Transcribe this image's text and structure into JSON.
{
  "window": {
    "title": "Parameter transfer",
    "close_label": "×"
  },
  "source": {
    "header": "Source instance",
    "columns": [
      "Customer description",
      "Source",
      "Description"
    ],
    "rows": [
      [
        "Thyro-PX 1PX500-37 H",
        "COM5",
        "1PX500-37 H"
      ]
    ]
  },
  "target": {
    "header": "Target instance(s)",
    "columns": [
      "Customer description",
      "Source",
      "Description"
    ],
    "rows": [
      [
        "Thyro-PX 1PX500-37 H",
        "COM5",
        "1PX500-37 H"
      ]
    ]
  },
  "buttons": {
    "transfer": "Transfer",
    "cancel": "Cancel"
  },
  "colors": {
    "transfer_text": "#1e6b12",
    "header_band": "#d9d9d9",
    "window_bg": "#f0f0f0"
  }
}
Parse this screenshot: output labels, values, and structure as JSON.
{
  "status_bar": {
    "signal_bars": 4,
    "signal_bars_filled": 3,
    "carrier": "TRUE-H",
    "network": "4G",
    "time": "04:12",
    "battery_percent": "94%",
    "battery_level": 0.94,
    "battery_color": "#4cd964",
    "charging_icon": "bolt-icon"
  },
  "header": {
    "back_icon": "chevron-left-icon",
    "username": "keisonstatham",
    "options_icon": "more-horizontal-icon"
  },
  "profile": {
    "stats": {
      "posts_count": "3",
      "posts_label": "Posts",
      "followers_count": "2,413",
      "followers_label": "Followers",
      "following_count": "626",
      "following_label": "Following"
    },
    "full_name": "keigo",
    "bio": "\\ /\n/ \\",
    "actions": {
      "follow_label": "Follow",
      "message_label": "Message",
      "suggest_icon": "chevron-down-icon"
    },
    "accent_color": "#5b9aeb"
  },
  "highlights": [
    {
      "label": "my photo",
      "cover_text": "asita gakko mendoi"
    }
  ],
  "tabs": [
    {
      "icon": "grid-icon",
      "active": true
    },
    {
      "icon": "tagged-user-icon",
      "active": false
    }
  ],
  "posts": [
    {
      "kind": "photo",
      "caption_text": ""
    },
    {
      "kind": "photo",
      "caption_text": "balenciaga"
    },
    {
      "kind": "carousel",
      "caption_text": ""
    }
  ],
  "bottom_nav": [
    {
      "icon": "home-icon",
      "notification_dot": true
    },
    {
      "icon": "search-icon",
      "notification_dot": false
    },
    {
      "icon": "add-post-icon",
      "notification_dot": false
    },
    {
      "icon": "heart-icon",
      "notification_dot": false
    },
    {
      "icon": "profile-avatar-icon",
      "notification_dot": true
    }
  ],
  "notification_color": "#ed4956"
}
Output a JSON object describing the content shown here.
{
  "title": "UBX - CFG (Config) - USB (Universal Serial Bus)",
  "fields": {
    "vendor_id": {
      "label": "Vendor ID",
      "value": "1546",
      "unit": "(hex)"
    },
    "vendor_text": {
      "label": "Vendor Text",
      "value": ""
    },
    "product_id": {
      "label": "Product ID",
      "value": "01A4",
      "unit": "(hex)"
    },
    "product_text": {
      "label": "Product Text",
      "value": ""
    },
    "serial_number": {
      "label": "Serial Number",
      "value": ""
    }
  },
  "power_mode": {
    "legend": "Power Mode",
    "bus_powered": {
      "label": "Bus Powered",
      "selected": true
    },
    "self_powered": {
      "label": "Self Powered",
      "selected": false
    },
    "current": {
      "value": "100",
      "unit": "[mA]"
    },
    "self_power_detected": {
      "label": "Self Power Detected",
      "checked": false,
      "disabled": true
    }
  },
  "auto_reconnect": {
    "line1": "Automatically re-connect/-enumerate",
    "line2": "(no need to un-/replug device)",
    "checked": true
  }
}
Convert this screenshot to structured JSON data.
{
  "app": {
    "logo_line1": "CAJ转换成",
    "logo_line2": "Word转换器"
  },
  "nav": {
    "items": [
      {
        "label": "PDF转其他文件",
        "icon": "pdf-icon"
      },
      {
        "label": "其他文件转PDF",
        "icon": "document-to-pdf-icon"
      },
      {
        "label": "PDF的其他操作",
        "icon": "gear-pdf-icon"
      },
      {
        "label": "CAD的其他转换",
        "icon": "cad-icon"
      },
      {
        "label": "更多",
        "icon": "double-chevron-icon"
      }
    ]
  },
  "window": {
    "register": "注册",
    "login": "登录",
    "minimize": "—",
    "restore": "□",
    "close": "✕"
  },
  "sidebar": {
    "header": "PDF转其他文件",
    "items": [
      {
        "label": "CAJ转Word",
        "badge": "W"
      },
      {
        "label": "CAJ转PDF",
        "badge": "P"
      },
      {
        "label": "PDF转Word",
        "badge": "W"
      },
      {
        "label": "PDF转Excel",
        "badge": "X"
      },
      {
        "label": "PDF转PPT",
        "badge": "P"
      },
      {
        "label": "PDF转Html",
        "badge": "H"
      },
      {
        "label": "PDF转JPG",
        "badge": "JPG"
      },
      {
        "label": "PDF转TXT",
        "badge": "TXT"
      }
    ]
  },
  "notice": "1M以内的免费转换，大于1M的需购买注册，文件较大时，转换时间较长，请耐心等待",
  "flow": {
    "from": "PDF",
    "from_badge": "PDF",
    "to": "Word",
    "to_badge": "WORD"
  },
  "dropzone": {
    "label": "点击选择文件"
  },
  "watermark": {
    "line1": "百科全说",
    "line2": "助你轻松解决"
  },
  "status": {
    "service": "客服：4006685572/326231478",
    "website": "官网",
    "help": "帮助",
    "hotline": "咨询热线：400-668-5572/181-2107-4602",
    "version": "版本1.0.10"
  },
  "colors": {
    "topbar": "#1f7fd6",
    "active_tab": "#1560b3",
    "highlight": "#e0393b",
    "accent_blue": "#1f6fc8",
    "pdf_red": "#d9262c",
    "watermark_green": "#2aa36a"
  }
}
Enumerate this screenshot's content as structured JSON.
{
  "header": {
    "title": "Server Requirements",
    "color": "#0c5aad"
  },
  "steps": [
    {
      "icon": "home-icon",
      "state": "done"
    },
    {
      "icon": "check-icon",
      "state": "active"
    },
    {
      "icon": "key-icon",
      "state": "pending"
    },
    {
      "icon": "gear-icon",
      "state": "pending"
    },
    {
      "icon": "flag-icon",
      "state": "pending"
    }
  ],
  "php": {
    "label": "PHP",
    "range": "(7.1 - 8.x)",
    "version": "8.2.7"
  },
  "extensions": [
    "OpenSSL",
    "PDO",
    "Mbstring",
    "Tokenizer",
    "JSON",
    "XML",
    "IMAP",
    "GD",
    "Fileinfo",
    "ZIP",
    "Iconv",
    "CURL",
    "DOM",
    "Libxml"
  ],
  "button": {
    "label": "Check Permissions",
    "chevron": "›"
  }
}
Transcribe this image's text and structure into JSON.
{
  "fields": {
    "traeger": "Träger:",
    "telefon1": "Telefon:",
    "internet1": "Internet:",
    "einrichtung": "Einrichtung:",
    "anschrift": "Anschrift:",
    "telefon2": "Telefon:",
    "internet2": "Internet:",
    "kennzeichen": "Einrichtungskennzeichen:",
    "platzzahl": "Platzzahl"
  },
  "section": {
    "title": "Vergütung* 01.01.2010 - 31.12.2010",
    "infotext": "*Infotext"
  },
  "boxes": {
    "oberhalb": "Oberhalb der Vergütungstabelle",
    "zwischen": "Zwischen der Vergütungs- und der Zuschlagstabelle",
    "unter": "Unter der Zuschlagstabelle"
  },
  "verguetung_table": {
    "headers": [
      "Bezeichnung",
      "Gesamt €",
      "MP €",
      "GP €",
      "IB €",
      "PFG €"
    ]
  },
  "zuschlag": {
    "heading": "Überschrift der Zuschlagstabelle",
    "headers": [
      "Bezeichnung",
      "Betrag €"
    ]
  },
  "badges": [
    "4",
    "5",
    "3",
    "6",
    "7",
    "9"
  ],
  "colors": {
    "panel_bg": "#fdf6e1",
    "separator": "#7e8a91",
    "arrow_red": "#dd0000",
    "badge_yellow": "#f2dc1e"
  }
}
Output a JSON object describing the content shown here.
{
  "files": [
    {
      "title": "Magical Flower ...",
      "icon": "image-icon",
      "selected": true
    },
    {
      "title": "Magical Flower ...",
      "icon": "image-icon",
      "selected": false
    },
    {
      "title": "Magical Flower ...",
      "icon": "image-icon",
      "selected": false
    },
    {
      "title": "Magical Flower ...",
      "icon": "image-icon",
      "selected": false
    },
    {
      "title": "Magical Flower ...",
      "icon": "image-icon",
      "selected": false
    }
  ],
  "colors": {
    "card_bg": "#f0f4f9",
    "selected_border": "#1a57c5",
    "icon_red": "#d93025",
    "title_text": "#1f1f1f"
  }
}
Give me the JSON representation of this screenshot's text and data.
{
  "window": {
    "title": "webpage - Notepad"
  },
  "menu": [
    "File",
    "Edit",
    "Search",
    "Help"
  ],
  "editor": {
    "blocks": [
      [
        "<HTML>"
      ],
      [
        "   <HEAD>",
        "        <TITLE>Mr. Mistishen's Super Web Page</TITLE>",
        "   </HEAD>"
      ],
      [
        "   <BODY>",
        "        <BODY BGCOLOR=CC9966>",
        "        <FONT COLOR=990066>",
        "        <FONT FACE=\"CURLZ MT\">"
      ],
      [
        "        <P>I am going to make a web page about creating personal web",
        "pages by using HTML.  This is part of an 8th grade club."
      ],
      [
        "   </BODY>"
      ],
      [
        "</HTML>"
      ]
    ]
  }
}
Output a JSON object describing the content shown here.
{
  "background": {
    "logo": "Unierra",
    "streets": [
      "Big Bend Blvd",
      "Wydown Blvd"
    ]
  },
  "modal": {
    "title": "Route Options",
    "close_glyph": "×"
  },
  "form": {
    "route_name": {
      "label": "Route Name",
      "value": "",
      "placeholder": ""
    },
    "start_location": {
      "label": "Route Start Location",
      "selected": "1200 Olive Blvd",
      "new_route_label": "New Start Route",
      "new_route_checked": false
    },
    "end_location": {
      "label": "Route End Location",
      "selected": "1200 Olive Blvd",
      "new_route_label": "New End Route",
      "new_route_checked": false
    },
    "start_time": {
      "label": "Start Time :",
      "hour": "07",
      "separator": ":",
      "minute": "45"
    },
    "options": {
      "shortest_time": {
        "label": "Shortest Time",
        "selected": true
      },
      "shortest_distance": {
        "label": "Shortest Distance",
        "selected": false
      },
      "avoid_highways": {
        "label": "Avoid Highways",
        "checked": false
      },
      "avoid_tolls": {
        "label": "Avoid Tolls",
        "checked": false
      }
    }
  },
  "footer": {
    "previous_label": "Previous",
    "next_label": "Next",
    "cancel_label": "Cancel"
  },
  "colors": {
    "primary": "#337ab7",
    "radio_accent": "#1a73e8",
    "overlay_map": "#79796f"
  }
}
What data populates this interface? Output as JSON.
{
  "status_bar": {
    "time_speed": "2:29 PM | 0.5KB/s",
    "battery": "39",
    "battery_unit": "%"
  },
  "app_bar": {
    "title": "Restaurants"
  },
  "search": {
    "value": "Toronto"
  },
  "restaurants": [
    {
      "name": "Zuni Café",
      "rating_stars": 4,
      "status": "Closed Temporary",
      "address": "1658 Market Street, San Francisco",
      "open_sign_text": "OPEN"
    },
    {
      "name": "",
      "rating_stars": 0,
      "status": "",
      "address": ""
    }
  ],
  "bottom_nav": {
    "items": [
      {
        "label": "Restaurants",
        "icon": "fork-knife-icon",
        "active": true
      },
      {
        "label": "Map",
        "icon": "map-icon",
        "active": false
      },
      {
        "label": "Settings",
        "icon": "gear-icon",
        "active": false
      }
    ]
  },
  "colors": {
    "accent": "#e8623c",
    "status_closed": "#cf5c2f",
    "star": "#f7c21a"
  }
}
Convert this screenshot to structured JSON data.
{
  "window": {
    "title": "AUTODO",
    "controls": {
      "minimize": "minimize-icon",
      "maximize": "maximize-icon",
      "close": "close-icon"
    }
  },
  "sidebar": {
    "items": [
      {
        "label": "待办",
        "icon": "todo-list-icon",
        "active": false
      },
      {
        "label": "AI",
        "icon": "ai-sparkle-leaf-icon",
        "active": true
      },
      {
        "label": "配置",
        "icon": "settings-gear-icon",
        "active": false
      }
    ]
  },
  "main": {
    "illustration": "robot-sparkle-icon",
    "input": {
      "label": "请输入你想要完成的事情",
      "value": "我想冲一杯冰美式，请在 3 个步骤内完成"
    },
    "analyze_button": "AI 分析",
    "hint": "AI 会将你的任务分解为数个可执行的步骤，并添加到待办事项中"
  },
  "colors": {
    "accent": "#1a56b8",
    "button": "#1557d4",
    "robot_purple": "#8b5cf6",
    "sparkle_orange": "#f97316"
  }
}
◆ ◆ ◆ ◆ ◆ ◆ ◆
**THE PROBLEM**
Copy all lines of the listing above that contain the string "Zuschlagstabelle".

**THE SOLUTION**
    "zwischen": "Zwischen der Vergütungs- und der Zuschlagstabelle",
    "unter": "Unter der Zuschlagstabelle"
    "heading": "Überschrift der Zuschlagstabelle",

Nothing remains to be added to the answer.